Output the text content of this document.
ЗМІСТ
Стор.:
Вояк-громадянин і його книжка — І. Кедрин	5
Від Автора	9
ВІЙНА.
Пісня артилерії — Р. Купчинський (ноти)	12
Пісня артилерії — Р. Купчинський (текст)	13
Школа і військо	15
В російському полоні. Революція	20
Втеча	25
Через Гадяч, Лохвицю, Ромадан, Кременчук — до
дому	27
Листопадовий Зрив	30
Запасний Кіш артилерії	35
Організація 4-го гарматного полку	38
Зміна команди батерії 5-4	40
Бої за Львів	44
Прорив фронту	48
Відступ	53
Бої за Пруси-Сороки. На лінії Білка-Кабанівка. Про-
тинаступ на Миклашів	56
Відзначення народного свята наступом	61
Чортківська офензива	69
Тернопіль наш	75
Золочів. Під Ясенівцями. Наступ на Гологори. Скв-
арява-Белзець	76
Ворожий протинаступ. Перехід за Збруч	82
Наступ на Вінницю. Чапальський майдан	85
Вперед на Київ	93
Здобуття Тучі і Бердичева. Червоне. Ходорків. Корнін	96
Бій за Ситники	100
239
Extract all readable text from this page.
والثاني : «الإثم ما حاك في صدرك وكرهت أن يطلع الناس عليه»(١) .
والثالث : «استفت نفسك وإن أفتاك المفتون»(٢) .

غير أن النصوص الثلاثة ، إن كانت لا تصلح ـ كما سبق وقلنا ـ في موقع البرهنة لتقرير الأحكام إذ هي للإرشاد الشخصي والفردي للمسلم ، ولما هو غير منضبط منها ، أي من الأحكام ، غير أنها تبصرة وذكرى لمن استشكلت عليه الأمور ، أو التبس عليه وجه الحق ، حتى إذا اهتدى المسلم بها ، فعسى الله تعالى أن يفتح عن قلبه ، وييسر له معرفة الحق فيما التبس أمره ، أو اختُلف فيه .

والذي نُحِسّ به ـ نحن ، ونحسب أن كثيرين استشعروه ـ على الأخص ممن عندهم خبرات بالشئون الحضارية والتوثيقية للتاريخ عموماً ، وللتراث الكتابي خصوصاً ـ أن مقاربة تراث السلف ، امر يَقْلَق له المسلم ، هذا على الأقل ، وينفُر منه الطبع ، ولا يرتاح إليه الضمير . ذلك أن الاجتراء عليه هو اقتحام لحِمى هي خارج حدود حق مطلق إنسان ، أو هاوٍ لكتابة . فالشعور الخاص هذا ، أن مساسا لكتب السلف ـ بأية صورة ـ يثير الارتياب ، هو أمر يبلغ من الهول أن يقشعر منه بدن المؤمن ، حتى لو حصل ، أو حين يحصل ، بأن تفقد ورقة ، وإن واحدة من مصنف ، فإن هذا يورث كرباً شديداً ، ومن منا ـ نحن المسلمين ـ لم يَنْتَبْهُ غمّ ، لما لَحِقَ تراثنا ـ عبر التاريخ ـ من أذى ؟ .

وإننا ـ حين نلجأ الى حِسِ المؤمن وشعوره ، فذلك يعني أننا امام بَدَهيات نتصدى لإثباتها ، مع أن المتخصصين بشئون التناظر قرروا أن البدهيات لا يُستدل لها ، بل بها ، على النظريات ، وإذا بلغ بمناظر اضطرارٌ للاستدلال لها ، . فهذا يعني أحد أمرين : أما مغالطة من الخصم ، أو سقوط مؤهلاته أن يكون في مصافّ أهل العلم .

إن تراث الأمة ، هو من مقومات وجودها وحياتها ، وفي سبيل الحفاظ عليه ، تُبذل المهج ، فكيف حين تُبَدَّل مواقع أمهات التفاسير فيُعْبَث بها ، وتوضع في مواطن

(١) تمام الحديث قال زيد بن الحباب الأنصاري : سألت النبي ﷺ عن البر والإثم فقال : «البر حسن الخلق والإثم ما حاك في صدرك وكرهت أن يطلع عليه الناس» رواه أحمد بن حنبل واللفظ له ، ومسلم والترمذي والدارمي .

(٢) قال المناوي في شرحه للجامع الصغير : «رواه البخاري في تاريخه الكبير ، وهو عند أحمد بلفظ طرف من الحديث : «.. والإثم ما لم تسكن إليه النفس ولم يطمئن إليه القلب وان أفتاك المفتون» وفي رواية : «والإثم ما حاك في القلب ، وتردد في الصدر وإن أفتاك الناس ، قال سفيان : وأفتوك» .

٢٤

______________________________

» PROBLEM
Select every line of the records holding the string "this".

» FINAL RESULT
Output the text content of this document.
Extract all readable text from this page.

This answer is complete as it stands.